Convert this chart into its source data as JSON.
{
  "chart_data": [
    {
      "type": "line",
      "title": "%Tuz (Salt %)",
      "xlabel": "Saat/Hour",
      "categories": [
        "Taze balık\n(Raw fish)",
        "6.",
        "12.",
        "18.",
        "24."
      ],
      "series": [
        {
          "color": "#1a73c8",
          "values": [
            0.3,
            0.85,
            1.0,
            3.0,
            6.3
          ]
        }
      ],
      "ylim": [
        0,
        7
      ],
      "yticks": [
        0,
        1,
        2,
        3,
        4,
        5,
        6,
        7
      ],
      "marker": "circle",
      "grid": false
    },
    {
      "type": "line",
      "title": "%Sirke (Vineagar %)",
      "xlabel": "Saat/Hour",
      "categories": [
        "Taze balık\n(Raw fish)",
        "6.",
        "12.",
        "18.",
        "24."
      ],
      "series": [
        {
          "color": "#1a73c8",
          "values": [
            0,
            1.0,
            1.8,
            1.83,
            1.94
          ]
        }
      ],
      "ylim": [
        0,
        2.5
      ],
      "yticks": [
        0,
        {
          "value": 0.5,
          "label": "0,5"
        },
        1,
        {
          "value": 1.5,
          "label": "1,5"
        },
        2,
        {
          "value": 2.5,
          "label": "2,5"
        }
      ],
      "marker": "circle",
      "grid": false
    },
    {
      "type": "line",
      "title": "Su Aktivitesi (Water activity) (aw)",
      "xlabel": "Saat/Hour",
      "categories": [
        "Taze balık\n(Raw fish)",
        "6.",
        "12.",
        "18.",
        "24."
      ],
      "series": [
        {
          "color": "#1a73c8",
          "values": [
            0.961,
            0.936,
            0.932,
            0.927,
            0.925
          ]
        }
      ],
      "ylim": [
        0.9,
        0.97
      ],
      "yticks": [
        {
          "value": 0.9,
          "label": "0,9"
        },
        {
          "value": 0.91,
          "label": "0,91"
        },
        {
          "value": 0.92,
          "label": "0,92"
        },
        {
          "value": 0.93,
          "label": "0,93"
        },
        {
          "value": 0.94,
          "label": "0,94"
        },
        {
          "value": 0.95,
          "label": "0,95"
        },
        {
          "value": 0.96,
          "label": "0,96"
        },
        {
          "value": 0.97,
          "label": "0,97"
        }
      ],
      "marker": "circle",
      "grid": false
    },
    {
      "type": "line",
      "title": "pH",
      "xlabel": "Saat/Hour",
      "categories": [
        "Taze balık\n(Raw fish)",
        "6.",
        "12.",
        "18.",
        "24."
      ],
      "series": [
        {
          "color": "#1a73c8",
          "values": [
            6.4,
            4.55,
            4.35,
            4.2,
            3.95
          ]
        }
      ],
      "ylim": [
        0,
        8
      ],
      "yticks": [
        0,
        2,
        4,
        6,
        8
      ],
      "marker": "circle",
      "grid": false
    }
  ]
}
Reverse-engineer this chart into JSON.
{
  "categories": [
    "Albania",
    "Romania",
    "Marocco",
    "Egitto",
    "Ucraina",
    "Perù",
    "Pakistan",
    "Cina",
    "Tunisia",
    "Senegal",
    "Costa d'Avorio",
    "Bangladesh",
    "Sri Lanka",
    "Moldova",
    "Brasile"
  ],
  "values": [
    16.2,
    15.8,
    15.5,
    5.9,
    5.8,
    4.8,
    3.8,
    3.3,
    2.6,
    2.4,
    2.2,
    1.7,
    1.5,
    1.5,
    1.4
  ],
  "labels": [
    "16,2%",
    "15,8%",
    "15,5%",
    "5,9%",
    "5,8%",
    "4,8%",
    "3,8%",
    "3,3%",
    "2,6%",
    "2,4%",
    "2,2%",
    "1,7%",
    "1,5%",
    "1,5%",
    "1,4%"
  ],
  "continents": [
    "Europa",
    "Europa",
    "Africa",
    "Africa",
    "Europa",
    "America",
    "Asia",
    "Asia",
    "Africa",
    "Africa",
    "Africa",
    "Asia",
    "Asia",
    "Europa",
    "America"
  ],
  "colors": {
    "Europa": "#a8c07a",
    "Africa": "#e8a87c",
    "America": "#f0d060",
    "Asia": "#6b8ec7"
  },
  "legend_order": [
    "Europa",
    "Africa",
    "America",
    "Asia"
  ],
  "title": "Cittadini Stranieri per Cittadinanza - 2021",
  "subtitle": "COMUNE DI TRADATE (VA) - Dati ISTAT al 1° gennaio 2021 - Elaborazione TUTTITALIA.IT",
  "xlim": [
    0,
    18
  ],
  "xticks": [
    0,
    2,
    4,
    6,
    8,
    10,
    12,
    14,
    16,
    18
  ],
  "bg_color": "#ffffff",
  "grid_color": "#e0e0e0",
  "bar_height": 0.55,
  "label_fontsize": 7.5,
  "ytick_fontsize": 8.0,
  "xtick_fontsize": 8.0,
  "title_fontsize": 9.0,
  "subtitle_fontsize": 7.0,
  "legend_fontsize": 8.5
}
####################
▶ Your objective
Extract all the material, leaving every line as it is.

▶ Final result
Convert this chart into its source data as JSON.
{
  "chart_data": [
    {
      "type": "line",
      "title": "%Tuz (Salt %)",
      "xlabel": "Saat/Hour",
      "categories": [
        "Taze balık\n(Raw fish)",
        "6.",
        "12.",
        "18.",
        "24."
      ],
      "series": [
        {
          "color": "#1a73c8",
          "values": [
            0.3,
            0.85,
            1.0,
            3.0,
            6.3
          ]
        }
      ],
      "ylim": [
        0,
        7
      ],
      "yticks": [
        0,
        1,
        2,
        3,
        4,
        5,
        6,
        7
      ],
      "marker": "circle",
      "grid": false
    },
    {
      "type": "line",
      "title": "%Sirke (Vineagar %)",
      "xlabel": "Saat/Hour",
      "categories": [
        "Taze balık\n(Raw fish)",
        "6.",
        "12.",
        "18.",
        "24."
      ],
      "series": [
        {
          "color": "#1a73c8",
          "values": [
            0,
            1.0,
            1.8,
            1.83,
            1.94
          ]
        }
      ],
      "ylim": [
        0,
        2.5
      ],
      "yticks": [
        0,
        {
          "value": 0.5,
          "label": "0,5"
        },
        1,
        {
          "value": 1.5,
          "label": "1,5"
        },
        2,
        {
          "value": 2.5,
          "label": "2,5"
        }
      ],
      "marker": "circle",
      "grid": false
    },
    {
      "type": "line",
      "title": "Su Aktivitesi (Water activity) (aw)",
      "xlabel": "Saat/Hour",
      "categories": [
        "Taze balık\n(Raw fish)",
        "6.",
        "12.",
        "18.",
        "24."
      ],
      "series": [
        {
          "color": "#1a73c8",
          "values": [
            0.961,
            0.936,
            0.932,
            0.927,
            0.925
          ]
        }
      ],
      "ylim": [
        0.9,
        0.97
      ],
      "yticks": [
        {
          "value": 0.9,
          "label": "0,9"
        },
        {
          "value": 0.91,
          "label": "0,91"
        },
        {
          "value": 0.92,
          "label": "0,92"
        },
        {
          "value": 0.93,
          "label": "0,93"
        },
        {
          "value": 0.94,
          "label": "0,94"
        },
        {
          "value": 0.95,
          "label": "0,95"
        },
        {
          "value": 0.96,
          "label": "0,96"
        },
        {
          "value": 0.97,
          "label": "0,97"
        }
      ],
      "marker": "circle",
      "grid": false
    },
    {
      "type": "line",
      "title": "pH",
      "xlabel": "Saat/Hour",
      "categories": [
        "Taze balık\n(Raw fish)",
        "6.",
        "12.",
        "18.",
        "24."
      ],
      "series": [
        {
          "color": "#1a73c8",
          "values": [
            6.4,
            4.55,
            4.35,
            4.2,
            3.95
          ]
        }
      ],
      "ylim": [
        0,
        8
      ],
      "yticks": [
        0,
        2,
        4,
        6,
        8
      ],
      "marker": "circle",
      "grid": false
    }
  ]
}
Reverse-engineer this chart into JSON.
{
  "categories": [
    "Albania",
    "Romania",
    "Marocco",
    "Egitto",
    "Ucraina",
    "Perù",
    "Pakistan",
    "Cina",
    "Tunisia",
    "Senegal",
    "Costa d'Avorio",
    "Bangladesh",
    "Sri Lanka",
    "Moldova",
    "Brasile"
  ],
  "values": [
    16.2,
    15.8,
    15.5,
    5.9,
    5.8,
    4.8,
    3.8,
    3.3,
    2.6,
    2.4,
    2.2,
    1.7,
    1.5,
    1.5,
    1.4
  ],
  "labels": [
    "16,2%",
    "15,8%",
    "15,5%",
    "5,9%",
    "5,8%",
    "4,8%",
    "3,8%",
    "3,3%",
    "2,6%",
    "2,4%",
    "2,2%",
    "1,7%",
    "1,5%",
    "1,5%",
    "1,4%"
  ],
  "continents": [
    "Europa",
    "Europa",
    "Africa",
    "Africa",
    "Europa",
    "America",
    "Asia",
    "Asia",
    "Africa",
    "Africa",
    "Africa",
    "Asia",
    "Asia",
    "Europa",
    "America"
  ],
  "colors": {
    "Europa": "#a8c07a",
    "Africa": "#e8a87c",
    "America": "#f0d060",
    "Asia": "#6b8ec7"
  },
  "legend_order": [
    "Europa",
    "Africa",
    "America",
    "Asia"
  ],
  "title": "Cittadini Stranieri per Cittadinanza - 2021",
  "subtitle": "COMUNE DI TRADATE (VA) - Dati ISTAT al 1° gennaio 2021 - Elaborazione TUTTITALIA.IT",
  "xlim": [
    0,
    18
  ],
  "xticks": [
    0,
    2,
    4,
    6,
    8,
    10,
    12,
    14,
    16,
    18
  ],
  "bg_color": "#ffffff",
  "grid_color": "#e0e0e0",
  "bar_height": 0.55,
  "label_fontsize": 7.5,
  "ytick_fontsize": 8.0,
  "xtick_fontsize": 8.0,
  "title_fontsize": 9.0,
  "subtitle_fontsize": 7.0,
  "legend_fontsize": 8.5
}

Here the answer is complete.